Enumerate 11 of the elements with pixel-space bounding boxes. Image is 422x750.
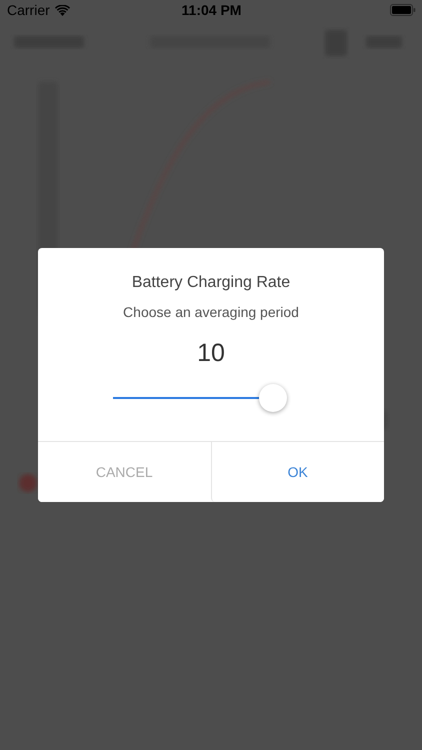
slider-thumb[interactable] [259,384,288,412]
value-label: 10 [197,339,225,368]
wifi-icon [54,4,70,16]
battery-icon [390,4,416,16]
carrier-label: Carrier [7,2,50,18]
dialog-message: Choose an averaging period [123,304,299,320]
slider[interactable] [113,384,289,412]
time-label: 11:04 PM [182,2,242,18]
ok-button[interactable]: OK [210,442,384,502]
blurred-dot [19,474,37,492]
dialog-title: Battery Charging Rate [132,274,290,292]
========================================
→ PROBLEM TO SOLVE
Rewrite the records, replacing "pixel-space" with "pixel-coordinate" and leaving everything else unchanged. Leave the pictures out.

→ ANSWER TO THE TASK
Enumerate 11 of the elements with pixel-coordinate bounding boxes. Image is 422x750.
slider-thumb[interactable] [259,384,288,412]
value-label: 10 [197,339,225,368]
wifi-icon [54,4,70,16]
battery-icon [390,4,416,16]
carrier-label: Carrier [7,2,50,18]
dialog-message: Choose an averaging period [123,304,299,320]
slider[interactable] [113,384,289,412]
time-label: 11:04 PM [182,2,242,18]
ok-button[interactable]: OK [210,442,384,502]
blurred-dot [19,474,37,492]
dialog-title: Battery Charging Rate [132,274,290,292]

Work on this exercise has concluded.